## Data supplied
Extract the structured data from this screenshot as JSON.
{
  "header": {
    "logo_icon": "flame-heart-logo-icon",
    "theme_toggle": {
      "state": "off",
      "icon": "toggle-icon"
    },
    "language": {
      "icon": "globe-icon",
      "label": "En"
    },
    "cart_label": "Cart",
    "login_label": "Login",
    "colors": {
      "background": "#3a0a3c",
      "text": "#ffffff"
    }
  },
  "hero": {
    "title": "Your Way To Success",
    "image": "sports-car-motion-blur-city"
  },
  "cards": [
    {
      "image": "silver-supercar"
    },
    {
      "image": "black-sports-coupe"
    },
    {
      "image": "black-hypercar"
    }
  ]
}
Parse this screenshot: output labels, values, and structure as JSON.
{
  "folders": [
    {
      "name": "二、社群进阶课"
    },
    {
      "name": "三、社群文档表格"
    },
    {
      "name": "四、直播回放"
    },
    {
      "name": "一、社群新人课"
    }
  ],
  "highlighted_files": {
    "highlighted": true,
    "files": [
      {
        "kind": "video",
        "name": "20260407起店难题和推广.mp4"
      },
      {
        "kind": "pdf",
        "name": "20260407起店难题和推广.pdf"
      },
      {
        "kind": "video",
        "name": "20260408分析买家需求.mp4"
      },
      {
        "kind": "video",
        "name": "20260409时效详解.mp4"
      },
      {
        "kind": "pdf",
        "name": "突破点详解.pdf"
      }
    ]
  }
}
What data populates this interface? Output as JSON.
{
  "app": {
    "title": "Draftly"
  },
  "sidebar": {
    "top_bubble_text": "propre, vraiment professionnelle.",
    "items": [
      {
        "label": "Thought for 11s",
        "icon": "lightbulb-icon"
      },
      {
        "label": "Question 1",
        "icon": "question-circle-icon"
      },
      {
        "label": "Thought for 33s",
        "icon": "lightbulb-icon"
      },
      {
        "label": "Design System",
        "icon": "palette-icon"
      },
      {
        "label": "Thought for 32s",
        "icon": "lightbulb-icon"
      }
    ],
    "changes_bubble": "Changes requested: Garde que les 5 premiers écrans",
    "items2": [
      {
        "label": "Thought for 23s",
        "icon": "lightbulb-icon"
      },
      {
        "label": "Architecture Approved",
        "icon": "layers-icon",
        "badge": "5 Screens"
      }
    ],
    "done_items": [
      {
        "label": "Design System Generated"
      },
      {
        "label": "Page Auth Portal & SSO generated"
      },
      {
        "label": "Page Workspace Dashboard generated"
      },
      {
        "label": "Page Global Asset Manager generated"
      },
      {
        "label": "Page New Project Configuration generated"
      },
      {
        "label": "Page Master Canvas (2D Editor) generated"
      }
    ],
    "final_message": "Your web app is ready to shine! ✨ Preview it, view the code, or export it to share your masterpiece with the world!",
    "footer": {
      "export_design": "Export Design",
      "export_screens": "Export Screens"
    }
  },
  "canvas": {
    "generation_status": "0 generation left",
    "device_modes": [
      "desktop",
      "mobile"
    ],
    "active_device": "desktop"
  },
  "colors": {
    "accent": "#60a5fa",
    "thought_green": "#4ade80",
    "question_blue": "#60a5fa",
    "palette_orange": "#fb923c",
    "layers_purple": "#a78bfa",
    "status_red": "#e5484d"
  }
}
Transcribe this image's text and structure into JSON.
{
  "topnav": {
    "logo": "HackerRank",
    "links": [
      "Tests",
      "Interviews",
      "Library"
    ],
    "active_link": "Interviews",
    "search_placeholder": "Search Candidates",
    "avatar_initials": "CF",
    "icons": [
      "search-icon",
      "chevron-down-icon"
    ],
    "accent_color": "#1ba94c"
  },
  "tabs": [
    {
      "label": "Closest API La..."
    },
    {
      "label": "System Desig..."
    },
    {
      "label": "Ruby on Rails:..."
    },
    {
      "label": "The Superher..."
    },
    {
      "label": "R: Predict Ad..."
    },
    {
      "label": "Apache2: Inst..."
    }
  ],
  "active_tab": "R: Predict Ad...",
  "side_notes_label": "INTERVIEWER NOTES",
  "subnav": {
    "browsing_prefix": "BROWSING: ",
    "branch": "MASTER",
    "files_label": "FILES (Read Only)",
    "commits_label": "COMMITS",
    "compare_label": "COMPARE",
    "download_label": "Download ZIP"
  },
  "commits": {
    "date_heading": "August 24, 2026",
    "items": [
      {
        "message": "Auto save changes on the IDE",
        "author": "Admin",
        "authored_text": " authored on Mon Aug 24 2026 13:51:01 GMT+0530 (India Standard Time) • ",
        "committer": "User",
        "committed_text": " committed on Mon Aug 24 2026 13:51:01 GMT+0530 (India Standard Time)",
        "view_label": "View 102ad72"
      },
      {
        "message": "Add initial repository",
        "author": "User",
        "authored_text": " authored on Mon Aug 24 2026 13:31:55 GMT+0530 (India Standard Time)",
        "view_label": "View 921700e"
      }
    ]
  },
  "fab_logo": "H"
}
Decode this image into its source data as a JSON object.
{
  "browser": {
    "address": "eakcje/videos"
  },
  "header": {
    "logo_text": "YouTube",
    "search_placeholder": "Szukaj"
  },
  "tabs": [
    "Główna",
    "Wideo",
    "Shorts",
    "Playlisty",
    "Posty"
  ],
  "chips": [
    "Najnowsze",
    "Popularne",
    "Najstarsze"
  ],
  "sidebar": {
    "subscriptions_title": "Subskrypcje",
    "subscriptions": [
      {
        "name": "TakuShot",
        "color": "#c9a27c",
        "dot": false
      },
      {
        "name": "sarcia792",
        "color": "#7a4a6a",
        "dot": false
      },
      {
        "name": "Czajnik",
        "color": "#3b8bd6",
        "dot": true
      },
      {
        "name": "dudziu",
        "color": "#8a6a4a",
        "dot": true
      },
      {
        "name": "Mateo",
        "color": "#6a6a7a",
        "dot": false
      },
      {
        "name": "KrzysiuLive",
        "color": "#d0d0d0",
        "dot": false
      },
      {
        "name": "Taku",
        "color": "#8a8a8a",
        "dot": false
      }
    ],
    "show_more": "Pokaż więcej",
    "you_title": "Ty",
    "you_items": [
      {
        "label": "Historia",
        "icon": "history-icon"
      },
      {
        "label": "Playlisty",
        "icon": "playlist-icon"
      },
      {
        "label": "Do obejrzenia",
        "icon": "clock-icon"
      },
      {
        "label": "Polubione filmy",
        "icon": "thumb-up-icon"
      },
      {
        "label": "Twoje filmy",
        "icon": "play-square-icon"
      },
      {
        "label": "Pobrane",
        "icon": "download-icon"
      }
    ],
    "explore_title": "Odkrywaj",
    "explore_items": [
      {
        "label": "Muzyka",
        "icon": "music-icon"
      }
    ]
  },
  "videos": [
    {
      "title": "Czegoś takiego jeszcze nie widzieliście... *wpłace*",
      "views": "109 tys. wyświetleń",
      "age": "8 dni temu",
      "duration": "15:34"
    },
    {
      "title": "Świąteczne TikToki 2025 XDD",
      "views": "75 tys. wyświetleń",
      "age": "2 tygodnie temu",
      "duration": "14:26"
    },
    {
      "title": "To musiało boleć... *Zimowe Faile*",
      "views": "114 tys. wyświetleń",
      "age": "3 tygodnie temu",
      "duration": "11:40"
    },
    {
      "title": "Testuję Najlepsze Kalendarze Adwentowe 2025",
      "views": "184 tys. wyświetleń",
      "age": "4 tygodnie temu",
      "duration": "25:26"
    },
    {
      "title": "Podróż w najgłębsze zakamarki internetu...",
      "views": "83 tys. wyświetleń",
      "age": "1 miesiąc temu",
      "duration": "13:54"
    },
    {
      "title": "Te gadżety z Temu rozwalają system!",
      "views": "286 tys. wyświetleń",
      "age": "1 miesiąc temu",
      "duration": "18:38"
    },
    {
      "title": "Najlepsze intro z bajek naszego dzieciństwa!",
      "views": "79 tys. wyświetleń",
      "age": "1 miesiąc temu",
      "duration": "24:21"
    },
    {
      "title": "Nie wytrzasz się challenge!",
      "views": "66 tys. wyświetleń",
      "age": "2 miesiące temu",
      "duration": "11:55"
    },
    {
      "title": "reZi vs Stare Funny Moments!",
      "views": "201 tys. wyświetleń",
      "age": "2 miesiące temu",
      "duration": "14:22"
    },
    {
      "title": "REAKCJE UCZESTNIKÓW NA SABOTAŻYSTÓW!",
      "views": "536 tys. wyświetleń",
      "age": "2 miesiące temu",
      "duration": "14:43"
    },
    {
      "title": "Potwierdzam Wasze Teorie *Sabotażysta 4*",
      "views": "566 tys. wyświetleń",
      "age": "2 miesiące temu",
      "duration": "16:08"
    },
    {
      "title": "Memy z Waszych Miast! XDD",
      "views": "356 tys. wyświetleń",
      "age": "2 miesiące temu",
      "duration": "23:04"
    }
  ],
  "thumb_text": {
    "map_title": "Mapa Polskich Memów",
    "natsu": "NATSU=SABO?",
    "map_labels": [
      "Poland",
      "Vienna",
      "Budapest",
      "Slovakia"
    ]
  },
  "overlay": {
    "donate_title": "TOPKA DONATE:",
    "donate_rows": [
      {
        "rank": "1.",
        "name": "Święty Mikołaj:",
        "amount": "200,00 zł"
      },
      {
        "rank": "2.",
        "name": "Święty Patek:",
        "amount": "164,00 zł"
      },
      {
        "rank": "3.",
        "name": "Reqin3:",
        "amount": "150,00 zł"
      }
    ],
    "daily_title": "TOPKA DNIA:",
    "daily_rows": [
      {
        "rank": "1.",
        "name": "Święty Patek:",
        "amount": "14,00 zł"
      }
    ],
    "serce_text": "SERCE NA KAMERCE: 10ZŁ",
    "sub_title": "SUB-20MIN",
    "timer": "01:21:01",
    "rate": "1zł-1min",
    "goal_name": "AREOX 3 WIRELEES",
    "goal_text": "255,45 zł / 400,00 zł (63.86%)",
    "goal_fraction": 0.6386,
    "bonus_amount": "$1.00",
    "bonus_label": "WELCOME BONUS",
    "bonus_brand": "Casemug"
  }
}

## Stated task
Copy out each line in the preceding records that contains "filmy".

## Complete output
        "label": "Polubione filmy",
        "label": "Twoje filmy",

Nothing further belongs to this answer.